Copy out every record below, word for word.

----

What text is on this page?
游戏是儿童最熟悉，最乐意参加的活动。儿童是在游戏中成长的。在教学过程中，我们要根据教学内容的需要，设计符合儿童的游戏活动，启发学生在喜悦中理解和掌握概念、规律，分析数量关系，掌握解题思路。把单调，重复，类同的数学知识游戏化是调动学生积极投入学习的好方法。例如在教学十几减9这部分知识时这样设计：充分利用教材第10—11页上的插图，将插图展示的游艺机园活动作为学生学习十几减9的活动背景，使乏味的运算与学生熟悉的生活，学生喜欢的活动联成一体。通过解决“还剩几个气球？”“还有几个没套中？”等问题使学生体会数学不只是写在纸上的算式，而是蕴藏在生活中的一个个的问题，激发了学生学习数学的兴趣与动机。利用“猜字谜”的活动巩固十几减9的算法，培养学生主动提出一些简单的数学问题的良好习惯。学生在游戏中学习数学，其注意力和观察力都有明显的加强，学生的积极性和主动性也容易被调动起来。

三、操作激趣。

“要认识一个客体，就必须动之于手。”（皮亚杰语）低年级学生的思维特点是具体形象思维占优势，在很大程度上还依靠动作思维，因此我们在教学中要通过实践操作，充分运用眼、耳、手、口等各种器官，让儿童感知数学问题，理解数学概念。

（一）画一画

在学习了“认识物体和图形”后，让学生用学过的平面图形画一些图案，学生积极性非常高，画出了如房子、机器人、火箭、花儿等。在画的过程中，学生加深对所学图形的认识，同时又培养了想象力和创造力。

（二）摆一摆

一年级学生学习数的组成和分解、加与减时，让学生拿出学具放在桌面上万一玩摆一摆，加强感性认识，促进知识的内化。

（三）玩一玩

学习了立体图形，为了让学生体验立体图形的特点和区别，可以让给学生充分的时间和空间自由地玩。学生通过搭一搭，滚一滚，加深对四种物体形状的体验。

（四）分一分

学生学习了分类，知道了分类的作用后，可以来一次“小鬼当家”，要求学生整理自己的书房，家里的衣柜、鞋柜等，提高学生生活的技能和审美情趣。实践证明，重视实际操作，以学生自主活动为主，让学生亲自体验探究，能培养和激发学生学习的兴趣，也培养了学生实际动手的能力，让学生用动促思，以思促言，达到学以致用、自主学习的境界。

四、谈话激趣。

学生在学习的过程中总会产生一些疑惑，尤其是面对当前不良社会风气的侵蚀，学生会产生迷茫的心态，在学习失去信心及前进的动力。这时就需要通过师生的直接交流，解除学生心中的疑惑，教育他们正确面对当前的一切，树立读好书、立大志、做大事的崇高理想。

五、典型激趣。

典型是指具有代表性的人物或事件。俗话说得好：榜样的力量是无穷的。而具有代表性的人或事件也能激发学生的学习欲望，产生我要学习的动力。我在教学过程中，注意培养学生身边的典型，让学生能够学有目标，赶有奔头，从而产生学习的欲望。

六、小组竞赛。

----

▶ [SOLUTION FOR THIS TASK]:
What text is on this page?
游戏是儿童最熟悉，最乐意参加的活动。儿童是在游戏中成长的。在教学过程中，我们要根据教学内容的需要，设计符合儿童的游戏活动，启发学生在喜悦中理解和掌握概念、规律，分析数量关系，掌握解题思路。把单调，重复，类同的数学知识游戏化是调动学生积极投入学习的好方法。例如在教学十几减9这部分知识时这样设计：充分利用教材第10—11页上的插图，将插图展示的游艺机园活动作为学生学习十几减9的活动背景，使乏味的运算与学生熟悉的生活，学生喜欢的活动联成一体。通过解决“还剩几个气球？”“还有几个没套中？”等问题使学生体会数学不只是写在纸上的算式，而是蕴藏在生活中的一个个的问题，激发了学生学习数学的兴趣与动机。利用“猜字谜”的活动巩固十几减9的算法，培养学生主动提出一些简单的数学问题的良好习惯。学生在游戏中学习数学，其注意力和观察力都有明显的加强，学生的积极性和主动性也容易被调动起来。

三、操作激趣。

“要认识一个客体，就必须动之于手。”（皮亚杰语）低年级学生的思维特点是具体形象思维占优势，在很大程度上还依靠动作思维，因此我们在教学中要通过实践操作，充分运用眼、耳、手、口等各种器官，让儿童感知数学问题，理解数学概念。

（一）画一画

在学习了“认识物体和图形”后，让学生用学过的平面图形画一些图案，学生积极性非常高，画出了如房子、机器人、火箭、花儿等。在画的过程中，学生加深对所学图形的认识，同时又培养了想象力和创造力。

（二）摆一摆

一年级学生学习数的组成和分解、加与减时，让学生拿出学具放在桌面上万一玩摆一摆，加强感性认识，促进知识的内化。

（三）玩一玩

学习了立体图形，为了让学生体验立体图形的特点和区别，可以让给学生充分的时间和空间自由地玩。学生通过搭一搭，滚一滚，加深对四种物体形状的体验。

（四）分一分

学生学习了分类，知道了分类的作用后，可以来一次“小鬼当家”，要求学生整理自己的书房，家里的衣柜、鞋柜等，提高学生生活的技能和审美情趣。实践证明，重视实际操作，以学生自主活动为主，让学生亲自体验探究，能培养和激发学生学习的兴趣，也培养了学生实际动手的能力，让学生用动促思，以思促言，达到学以致用、自主学习的境界。

四、谈话激趣。

学生在学习的过程中总会产生一些疑惑，尤其是面对当前不良社会风气的侵蚀，学生会产生迷茫的心态，在学习失去信心及前进的动力。这时就需要通过师生的直接交流，解除学生心中的疑惑，教育他们正确面对当前的一切，树立读好书、立大志、做大事的崇高理想。

五、典型激趣。

典型是指具有代表性的人物或事件。俗话说得好：榜样的力量是无穷的。而具有代表性的人或事件也能激发学生的学习欲望，产生我要学习的动力。我在教学过程中，注意培养学生身边的典型，让学生能够学有目标，赶有奔头，从而产生学习的欲望。

六、小组竞赛。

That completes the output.